▶ [Problem details]: In the material below, list every line carrying the string "marker".

▶ [Materials provided]:
▶
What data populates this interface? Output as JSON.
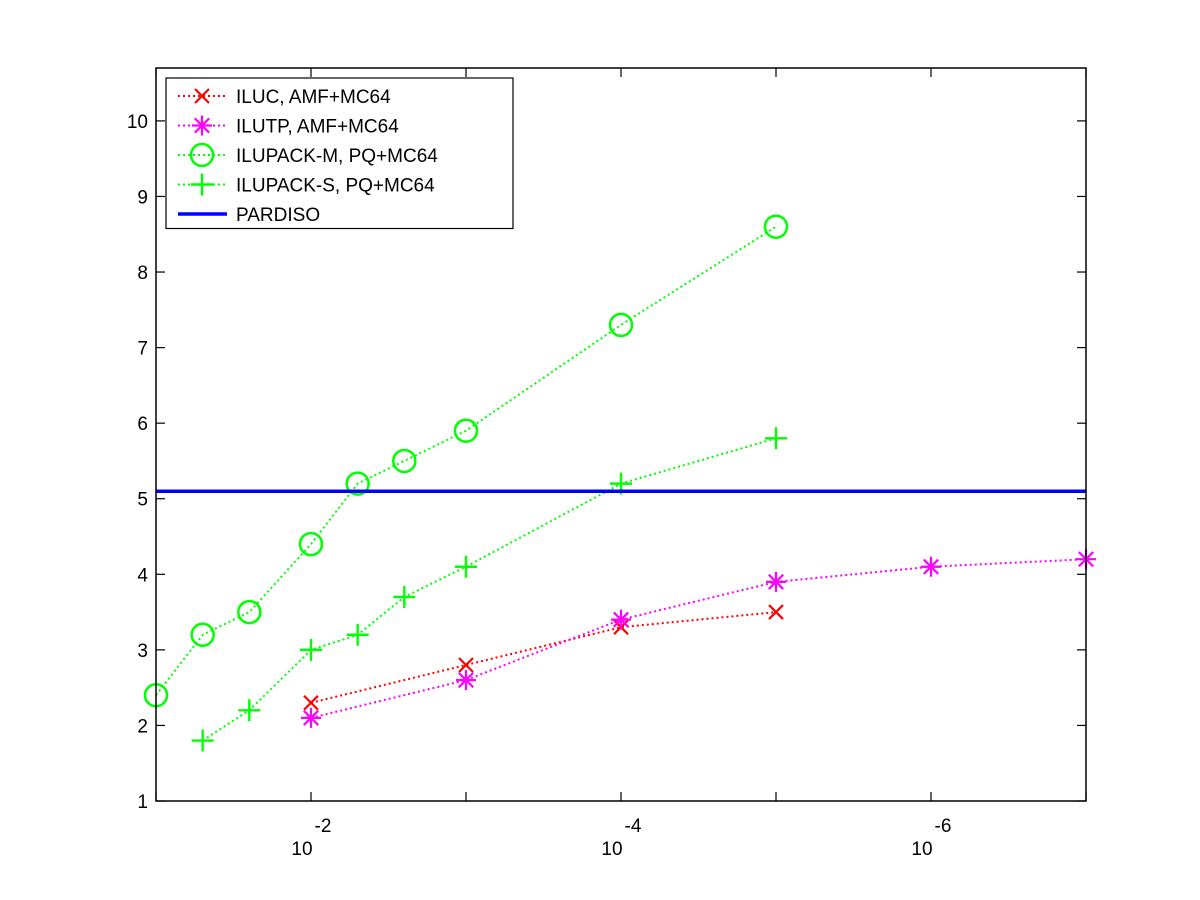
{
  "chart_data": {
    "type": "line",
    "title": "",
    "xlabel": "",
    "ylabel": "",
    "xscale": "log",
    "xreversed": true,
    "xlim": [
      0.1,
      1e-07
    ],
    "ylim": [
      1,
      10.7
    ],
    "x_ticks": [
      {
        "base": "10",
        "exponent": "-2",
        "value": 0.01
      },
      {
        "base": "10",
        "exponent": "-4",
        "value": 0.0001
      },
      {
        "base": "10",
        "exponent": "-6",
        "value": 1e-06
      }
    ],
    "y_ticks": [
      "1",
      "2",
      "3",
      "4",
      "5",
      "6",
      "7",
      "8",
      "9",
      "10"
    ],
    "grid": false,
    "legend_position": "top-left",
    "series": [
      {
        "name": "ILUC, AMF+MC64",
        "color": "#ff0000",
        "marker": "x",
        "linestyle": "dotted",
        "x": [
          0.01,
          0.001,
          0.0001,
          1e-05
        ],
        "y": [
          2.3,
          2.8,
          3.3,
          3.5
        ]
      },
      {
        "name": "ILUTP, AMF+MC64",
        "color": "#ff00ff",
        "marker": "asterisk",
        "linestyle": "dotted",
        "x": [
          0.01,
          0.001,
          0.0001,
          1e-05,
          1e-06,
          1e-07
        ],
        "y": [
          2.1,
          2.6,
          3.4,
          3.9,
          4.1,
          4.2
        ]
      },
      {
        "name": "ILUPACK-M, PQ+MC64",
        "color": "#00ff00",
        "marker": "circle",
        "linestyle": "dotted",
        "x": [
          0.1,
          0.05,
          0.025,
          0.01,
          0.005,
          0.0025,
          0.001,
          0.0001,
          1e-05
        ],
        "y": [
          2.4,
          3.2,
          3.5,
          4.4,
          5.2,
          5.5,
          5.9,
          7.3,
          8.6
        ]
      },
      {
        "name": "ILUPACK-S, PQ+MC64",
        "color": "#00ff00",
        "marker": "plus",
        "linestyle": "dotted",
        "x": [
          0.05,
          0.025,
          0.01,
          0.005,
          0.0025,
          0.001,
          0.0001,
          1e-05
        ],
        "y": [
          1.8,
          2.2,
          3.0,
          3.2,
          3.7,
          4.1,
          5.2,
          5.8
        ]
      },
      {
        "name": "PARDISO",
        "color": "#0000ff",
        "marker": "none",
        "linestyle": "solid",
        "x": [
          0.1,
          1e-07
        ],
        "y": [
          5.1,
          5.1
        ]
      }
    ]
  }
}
◀
▶ [Task response]:
        "marker": "x",
        "marker": "asterisk",
        "marker": "circle",
        "marker": "plus",
        "marker": "none",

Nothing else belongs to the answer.